● Challenge: Say how many lines of the material below contain the word "الآية", with no other words.
>> begin Task data
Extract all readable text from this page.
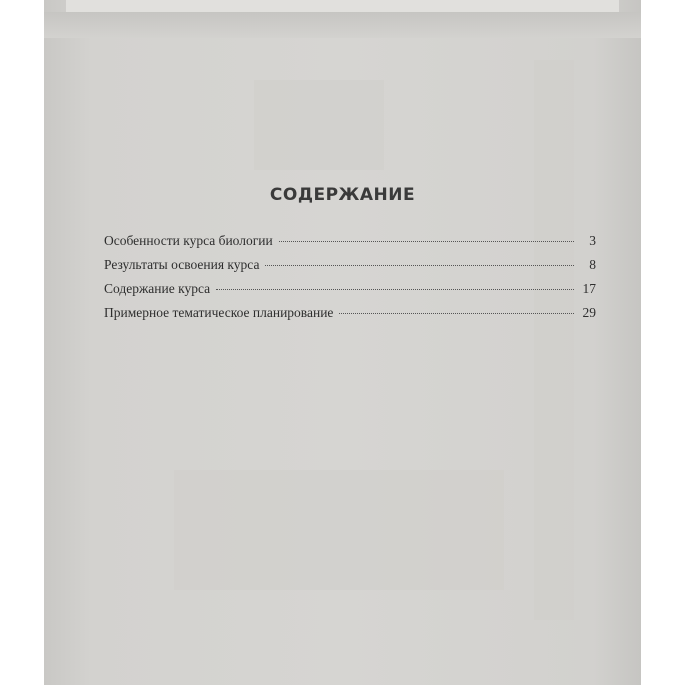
СОДЕРЖАНИЕ
Особенности курса биологии	3
Результаты освоения курса	8
Содержание курса	17
Примерное тематическое планирование	29
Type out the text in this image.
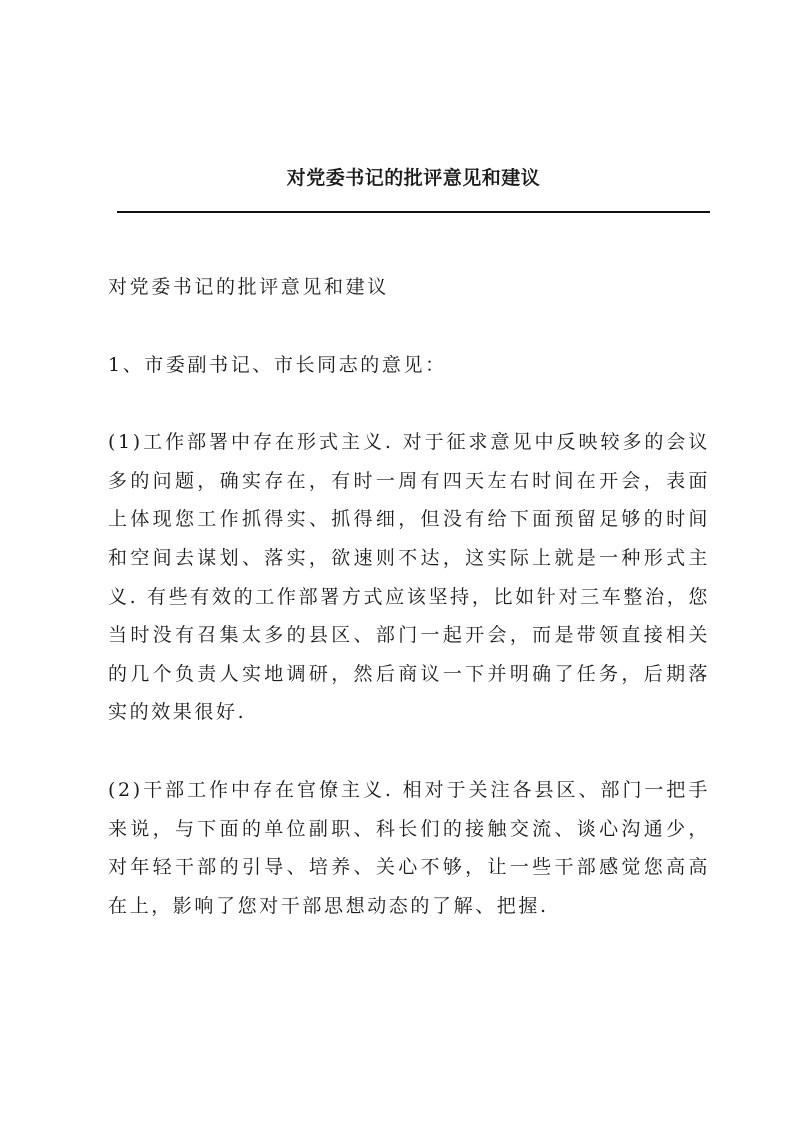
对党委书记的批评意见和建议

对党委书记的批评意见和建议

1、市委副书记、市长同志的意见：

(1)工作部署中存在形式主义. 对于征求意见中反映较多的会议多的问题，确实存在，有时一周有四天左右时间在开会，表面上体现您工作抓得实、抓得细，但没有给下面预留足够的时间和空间去谋划、落实，欲速则不达，这实际上就是一种形式主义. 有些有效的工作部署方式应该坚持，比如针对三车整治，您当时没有召集太多的县区、部门一起开会，而是带领直接相关的几个负责人实地调研，然后商议一下并明确了任务，后期落实的效果很好.

(2)干部工作中存在官僚主义. 相对于关注各县区、部门一把手来说，与下面的单位副职、科长们的接触交流、谈心沟通少，对年轻干部的引导、培养、关心不够，让一些干部感觉您高高在上，影响了您对干部思想动态的了解、把握.
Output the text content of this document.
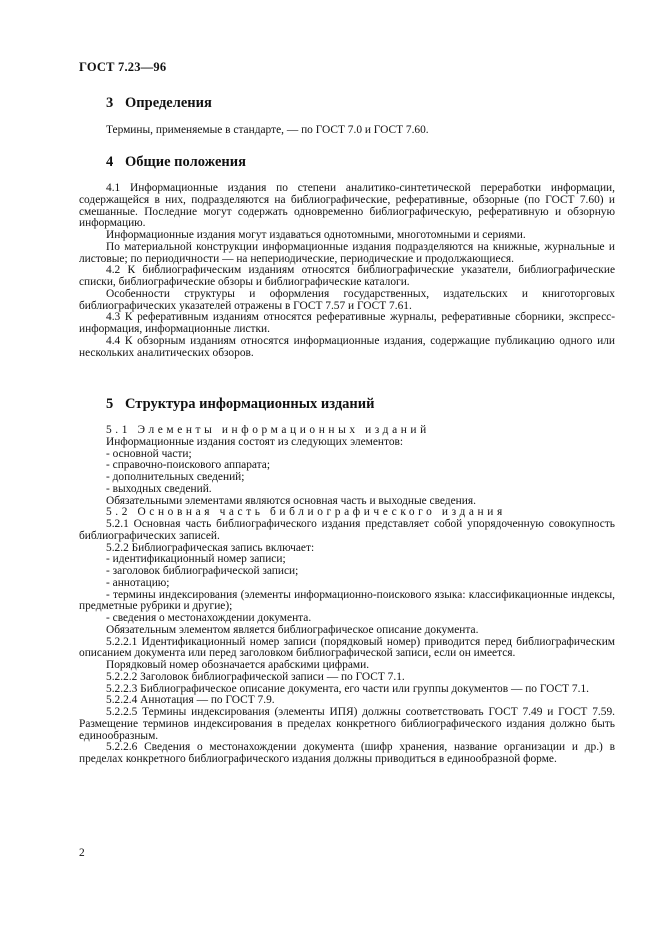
ГОСТ 7.23—96
3 Определения

Термины, применяемые в стандарте, — по ГОСТ 7.0 и ГОСТ 7.60.

4 Общие положения

4.1 Информационные издания по степени аналитико-синтетической переработки информации, содержащейся в них, подразделяются на библиографические, реферативные, обзорные (по ГОСТ 7.60) и смешанные. Последние могут содержать одновременно библиографическую, реферативную и обзорную информацию.

Информационные издания могут издаваться однотомными, многотомными и сериями.

По материальной конструкции информационные издания подразделяются на книжные, журнальные и листовые; по периодичности — на непериодические, периодические и продолжающиеся.

4.2 К библиографическим изданиям относятся библиографические указатели, библиографические списки, библиографические обзоры и библиографические каталоги.

Особенности структуры и оформления государственных, издательских и книготорговых библиографических указателей отражены в ГОСТ 7.57 и ГОСТ 7.61.

4.3 К реферативным изданиям относятся реферативные журналы, реферативные сборники, экспресс-информация, информационные листки.

4.4 К обзорным изданиям относятся информационные издания, содержащие публикацию одного или нескольких аналитических обзоров.

5 Структура информационных изданий

5.1 Элементы информационных изданий

Информационные издания состоят из следующих элементов:

- основной части;

- справочно-поискового аппарата;

- дополнительных сведений;

- выходных сведений.

Обязательными элементами являются основная часть и выходные сведения.

5.2 Основная часть библиографического издания

5.2.1 Основная часть библиографического издания представляет собой упорядоченную совокупность библиографических записей.

5.2.2 Библиографическая запись включает:

- идентификационный номер записи;

- заголовок библиографической записи;

- аннотацию;

- термины индексирования (элементы информационно-поискового языка: классификационные индексы, предметные рубрики и другие);

- сведения о местонахождении документа.

Обязательным элементом является библиографическое описание документа.

5.2.2.1 Идентификационный номер записи (порядковый номер) приводится перед библиографическим описанием документа или перед заголовком библиографической записи, если он имеется.

Порядковый номер обозначается арабскими цифрами.

5.2.2.2 Заголовок библиографической записи — по ГОСТ 7.1.

5.2.2.3 Библиографическое описание документа, его части или группы документов — по ГОСТ 7.1.

5.2.2.4 Аннотация — по ГОСТ 7.9.

5.2.2.5 Термины индексирования (элементы ИПЯ) должны соответствовать ГОСТ 7.49 и ГОСТ 7.59. Размещение терминов индексирования в пределах конкретного библиографического издания должно быть единообразным.

5.2.2.6 Сведения о местонахождении документа (шифр хранения, название организации и др.) в пределах конкретного библиографического издания должны приводиться в единообразной форме.

2
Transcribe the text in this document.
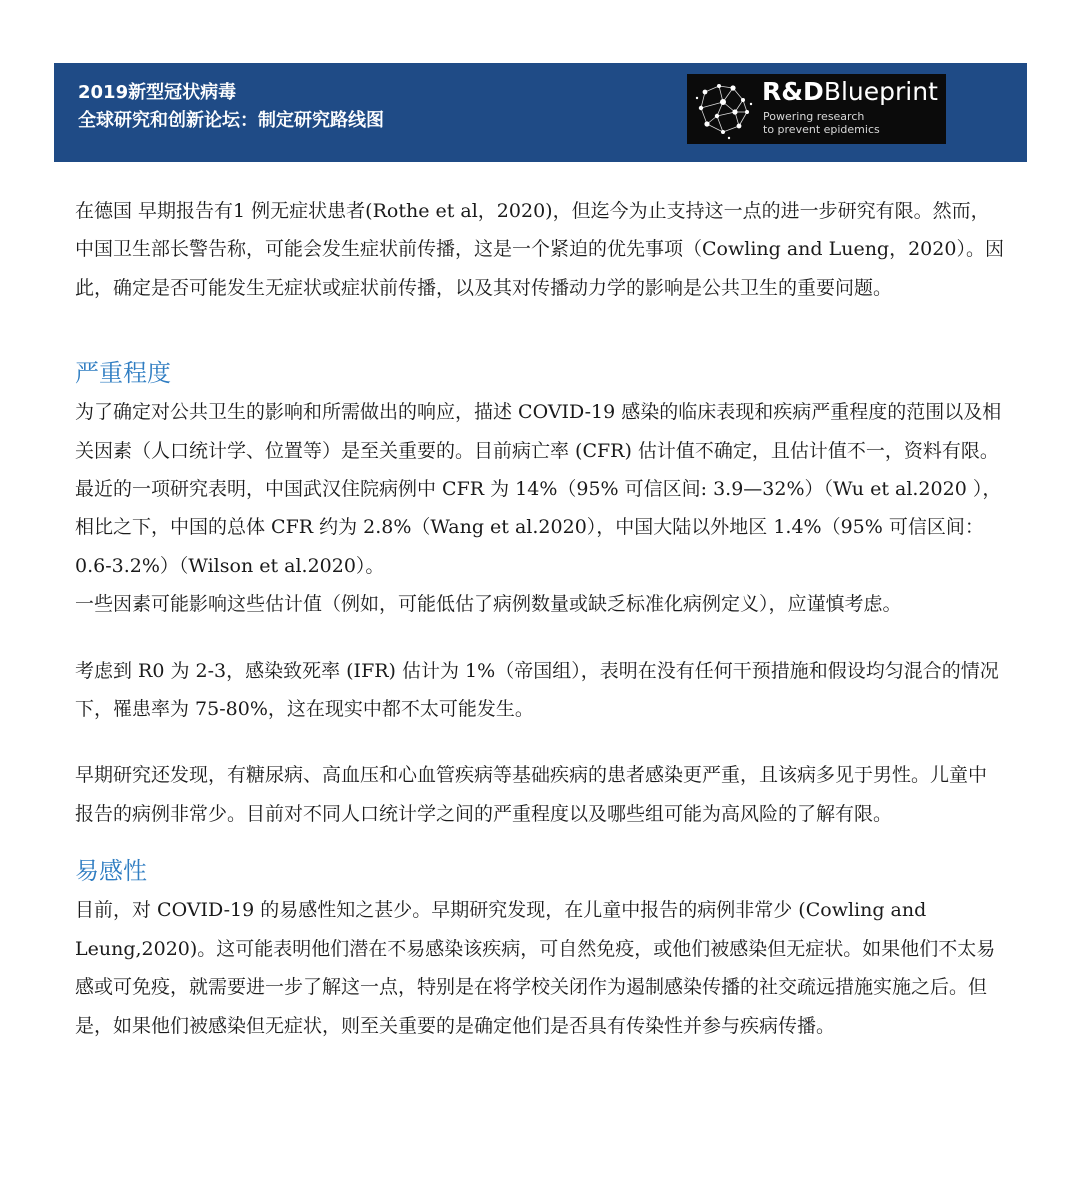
2019新型冠状病毒
全球研究和创新论坛：制定研究路线图
R&DBlueprint
Powering research
to prevent epidemics

在德国 早期报告有1 例无症状患者(Rothe et al，2020)，但迄今为止支持这一点的进一步研究有限。然而，中国卫生部长警告称，可能会发生症状前传播，这是一个紧迫的优先事项（Cowling and Lueng，2020）。因此，确定是否可能发生无症状或症状前传播，以及其对传播动力学的影响是公共卫生的重要问题。

严重程度

为了确定对公共卫生的影响和所需做出的响应，描述 COVID-19 感染的临床表现和疾病严重程度的范围以及相关因素（人口统计学、位置等）是至关重要的。目前病亡率 (CFR) 估计值不确定，且估计值不一，资料有限。最近的一项研究表明，中国武汉住院病例中 CFR 为 14%（95% 可信区间: 3.9—32%）（Wu et al.2020 ），相比之下，中国的总体 CFR 约为 2.8%（Wang et al.2020），中国大陆以外地区 1.4%（95% 可信区间：0.6-3.2%）（Wilson et al.2020）。

一些因素可能影响这些估计值（例如，可能低估了病例数量或缺乏标准化病例定义），应谨慎考虑。

考虑到 R0 为 2-3，感染致死率 (IFR) 估计为 1%（帝国组），表明在没有任何干预措施和假设均匀混合的情况下，罹患率为 75-80%，这在现实中都不太可能发生。

早期研究还发现，有糖尿病、高血压和心血管疾病等基础疾病的患者感染更严重，且该病多见于男性。儿童中报告的病例非常少。目前对不同人口统计学之间的严重程度以及哪些组可能为高风险的了解有限。

易感性

目前，对 COVID-19 的易感性知之甚少。早期研究发现，在儿童中报告的病例非常少 (Cowling and Leung,2020)。这可能表明他们潜在不易感染该疾病，可自然免疫，或他们被感染但无症状。如果他们不太易感或可免疫，就需要进一步了解这一点，特别是在将学校关闭作为遏制感染传播的社交疏远措施实施之后。但是，如果他们被感染但无症状，则至关重要的是确定他们是否具有传染性并参与疾病传播。
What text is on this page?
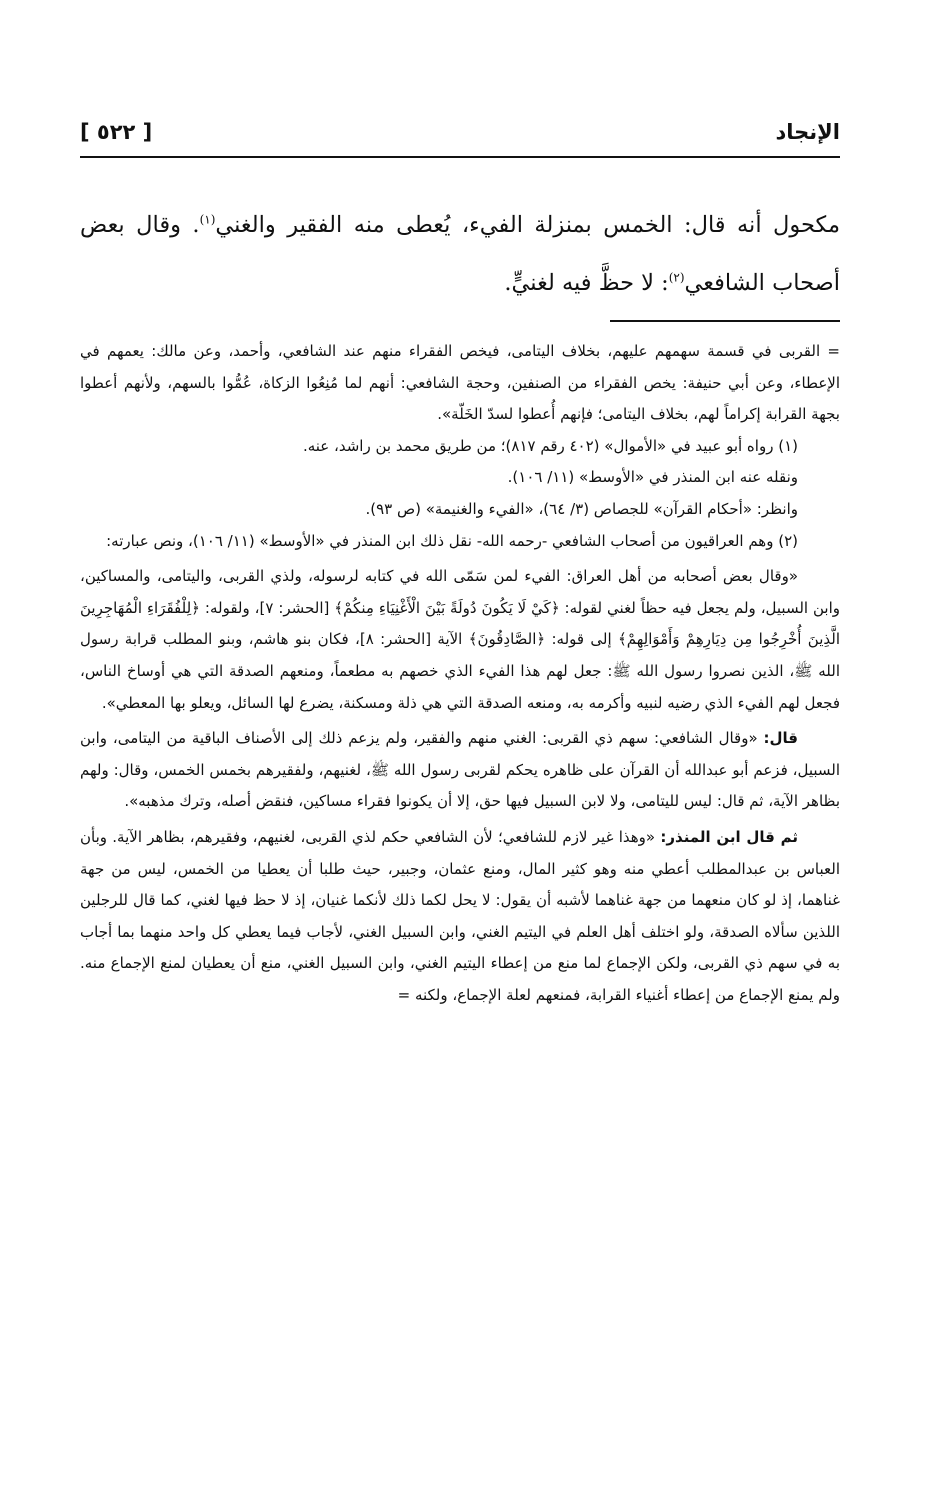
الإنجاد
[ ٥٢٢ ]

مكحول أنه قال: الخمس بمنزلة الفيء، يُعطى منه الفقير والغني$^{(١)}$. وقال بعض أصحاب الشافعي$^{(٢)}$: لا حظَّ فيه لغنيٍّ.

= القربى في قسمة سهمهم عليهم، بخلاف اليتامى، فيخص الفقراء منهم عند الشافعي، وأحمد، وعن مالك: يعمهم في الإعطاء، وعن أبي حنيفة: يخص الفقراء من الصنفين، وحجة الشافعي: أنهم لما مُنِعُوا الزكاة، عُمُّوا بالسهم، ولأنهم أعطوا بجهة القرابة إكراماً لهم، بخلاف اليتامى؛ فإنهم أُعطوا لسدّ الخَلّة».

(١) رواه أبو عبيد في «الأموال» (٤٠٢ رقم ٨١٧)؛ من طريق محمد بن راشد، عنه.

ونقله عنه ابن المنذر في «الأوسط» (١١/ ١٠٦).

وانظر: «أحكام القرآن» للجصاص (٣/ ٦٤)، «الفيء والغنيمة» (ص ٩٣).

(٢) وهم العراقيون من أصحاب الشافعي -رحمه الله- نقل ذلك ابن المنذر في «الأوسط» (١١/ ١٠٦)، ونص عبارته:

«وقال بعض أصحابه من أهل العراق: الفيء لمن سَمّى الله في كتابه لرسوله، ولذي القربى، واليتامى، والمساكين، وابن السبيل، ولم يجعل فيه حظاً لغني لقوله: ﴿كَيْ لَا يَكُونَ دُولَةً بَيْنَ الْأَغْنِيَاءِ مِنكُمْ﴾ [الحشر: ٧]، ولقوله: ﴿لِلْفُقَرَاءِ الْمُهَاجِرِينَ الَّذِينَ أُخْرِجُوا مِن دِيَارِهِمْ وَأَمْوَالِهِمْ﴾ إلى قوله: ﴿الصَّادِقُونَ﴾ الآية [الحشر: ٨]، فكان بنو هاشم، وبنو المطلب قرابة رسول الله ﷺ، الذين نصروا رسول الله ﷺ: جعل لهم هذا الفيء الذي خصهم به مطعماً، ومنعهم الصدقة التي هي أوساخ الناس، فجعل لهم الفيء الذي رضيه لنبيه وأكرمه به، ومنعه الصدقة التي هي ذلة ومسكنة، يضرع لها السائل، ويعلو بها المعطي».

قال: «وقال الشافعي: سهم ذي القربى: الغني منهم والفقير، ولم يزعم ذلك إلى الأصناف الباقية من اليتامى، وابن السبيل، فزعم أبو عبدالله أن القرآن على ظاهره يحكم لقربى رسول الله ﷺ، لغنيهم، ولفقيرهم بخمس الخمس، وقال: ولهم بظاهر الآية، ثم قال: ليس لليتامى، ولا لابن السبيل فيها حق، إلا أن يكونوا فقراء مساكين، فنقض أصله، وترك مذهبه».

ثم قال ابن المنذر: «وهذا غير لازم للشافعي؛ لأن الشافعي حكم لذي القربى، لغنيهم، وفقيرهم، بظاهر الآية. وبأن العباس بن عبدالمطلب أعطي منه وهو كثير المال، ومنع عثمان، وجبير، حيث طلبا أن يعطيا من الخمس، ليس من جهة غناهما، إذ لو كان منعهما من جهة غناهما لأشبه أن يقول: لا يحل لكما ذلك لأنكما غنيان، إذ لا حظ فيها لغني، كما قال للرجلين اللذين سألاه الصدقة، ولو اختلف أهل العلم في اليتيم الغني، وابن السبيل الغني، لأجاب فيما يعطي كل واحد منهما بما أجاب به في سهم ذي القربى، ولكن الإجماع لما منع من إعطاء اليتيم الغني، وابن السبيل الغني، منع أن يعطيان لمنع الإجماع منه. ولم يمنع الإجماع من إعطاء أغنياء القرابة، فمنعهم لعلة الإجماع، ولكنه =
>> end Task data
● Problem solution: 3